### TO BE DONE
Your task is to give the number of lines in the listing that include "takich", and nothing else.

[Dataset items]
— start —
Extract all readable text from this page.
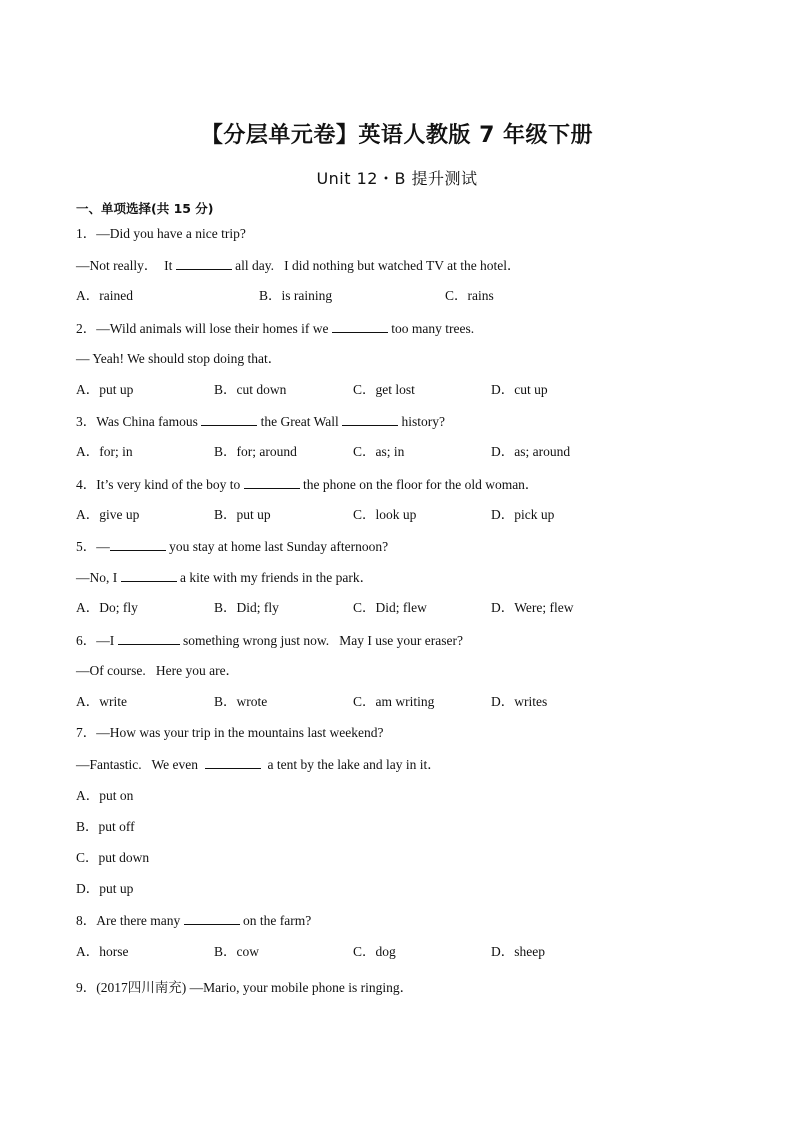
【分层单元卷】英语人教版 7 年级下册
Unit 12・B 提升测试
一、单项选择(共 15 分)
1．—Did you have a nice trip?
—Not really．  It	all day.   I did nothing but watched TV at the hotel．
A．rained	B．is raining	C．rains
2．—Wild animals will lose their homes if we	too many trees.
— Yeah! We should stop doing that．
A．put up	B．cut down	C．get lost	D．cut up
3．Was China famous	the Great Wall	history?
A．for; in	B．for; around	C．as; in	D．as; around
4．It’s very kind of the boy to	the phone on the floor for the old woman．
A．give up	B．put up	C．look up	D．pick up
5．—	you stay at home last Sunday afternoon?
—No, I	a kite with my friends in the park．
A．Do; fly	B．Did; fly	C．Did; flew	D．Were; flew
6．—I	something wrong just now.   May I use your eraser?
—Of course.   Here you are．
A．write	B．wrote	C．am writing	D．writes
7．—How was your trip in the mountains last weekend?
—Fantastic.   We even	a tent by the lake and lay in it．
A．put on
B．put off
C．put down
D．put up
8．Are there many	on the farm?
A．horse	B．cow	C．dog	D．sheep
9．(2017四川南充) —Mario, your mobile phone is ringing．
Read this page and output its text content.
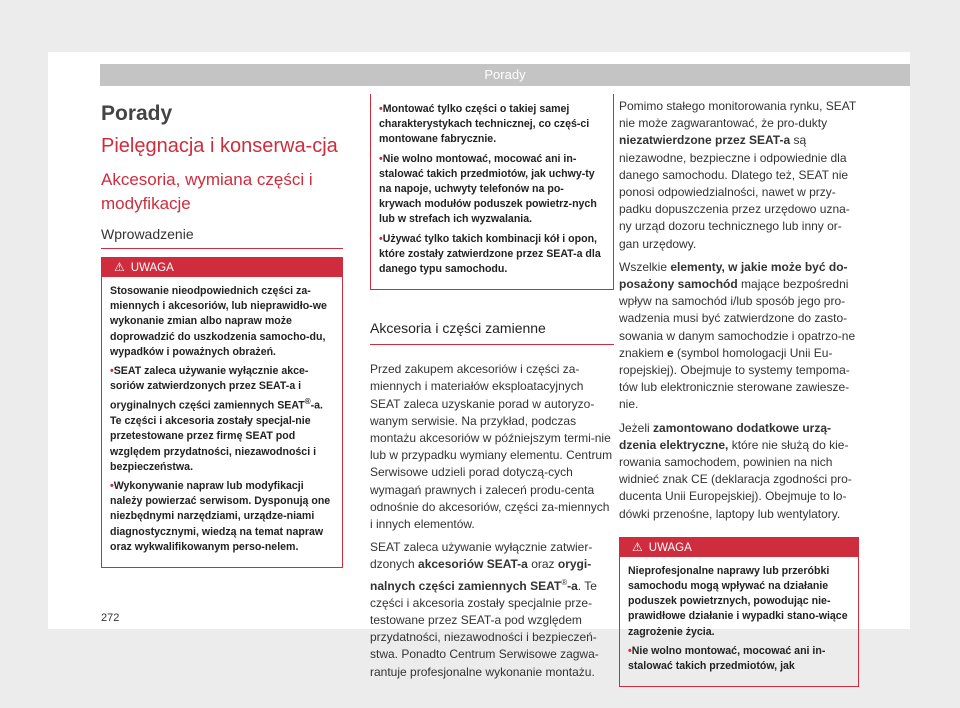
Porady
Porady
Pielęgnacja i konserwa-cja
Akcesoria, wymiana części i modyfikacje
Wprowadzenie
⚠ UWAGA

Stosowanie nieodpowiednich części za-miennych i akcesoriów, lub nieprawidło-we wykonanie zmian albo napraw może doprowadzić do uszkodzenia samocho-du, wypadków i poważnych obrażeń.

• SEAT zaleca używanie wyłącznie akce-soriów zatwierdzonych przez SEAT-a i oryginalnych części zamiennych SEAT®-a. Te części i akcesoria zostały specjal-nie przetestowane przez firmę SEAT pod względem przydatności, niezawodności i bezpieczeństwa.

• Wykonywanie napraw lub modyfikacji należy powierzać serwisom. Dysponują one niezbędnymi narzędziami, urządze-niami diagnostycznymi, wiedzą na temat napraw oraz wykwalifikowanym perso-nelem.

• Montować tylko części o takiej samej charakterystykach technicznej, co częś-ci montowane fabrycznie.

• Nie wolno montować, mocować ani in-stalować takich przedmiotów, jak uchwy-ty na napoje, uchwyty telefonów na po-krywach modułów poduszek powietrz-nych lub w strefach ich wyzwalania.

• Używać tylko takich kombinacji kół i opon, które zostały zatwierdzone przez SEAT-a dla danego typu samochodu.

Akcesoria i części zamienne

Przed zakupem akcesoriów i części za-miennych i materiałów eksploatacyjnych SEAT zaleca uzyskanie porad w autoryzo-wanym serwisie. Na przykład, podczas montażu akcesoriów w późniejszym termi-nie lub w przypadku wymiany elementu. Centrum Serwisowe udzieli porad dotyczą-cych wymagań prawnych i zaleceń produ-centa odnośnie do akcesoriów, części za-miennych i innych elementów.

SEAT zaleca używanie wyłącznie zatwier-dzonych akcesoriów SEAT-a oraz orygi-nalnych części zamiennych SEAT®-a. Te części i akcesoria zostały specjalnie prze-testowane przez SEAT-a pod względem przydatności, niezawodności i bezpieczeń-stwa. Ponadto Centrum Serwisowe zagwa-rantuje profesjonalne wykonanie montażu.

Pomimo stałego monitorowania rynku, SEAT nie może zagwarantować, że pro-dukty niezatwierdzone przez SEAT-a są niezawodne, bezpieczne i odpowiednie dla danego samochodu. Dlatego też, SEAT nie ponosi odpowiedzialności, nawet w przy-padku dopuszczenia przez urzędowo uzna-ny urząd dozoru technicznego lub inny or-gan urzędowy.

Wszelkie elementy, w jakie może być do-posażony samochód mające bezpośredni wpływ na samochód i/lub sposób jego pro-wadzenia musi być zatwierdzone do zasto-sowania w danym samochodzie i opatrzo-ne znakiem e (symbol homologacji Unii Eu-ropejskiej). Obejmuje to systemy tempoma-tów lub elektronicznie sterowane zawiesze-nie.

Jeżeli zamontowano dodatkowe urzą-dzenia elektryczne, które nie służą do kie-rowania samochodem, powinien na nich widnieć znak CE (deklaracja zgodności pro-ducenta Unii Europejskiej). Obejmuje to lo-dówki przenośne, laptopy lub wentylatory.

⚠ UWAGA

Nieprofesjonalne naprawy lub przeróbki samochodu mogą wpływać na działanie poduszek powietrznych, powodując nie-prawidłowe działanie i wypadki stano-wiące zagrożenie życia.

• Nie wolno montować, mocować ani in-stalować takich przedmiotów, jak

272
— end —
### ANSWER
3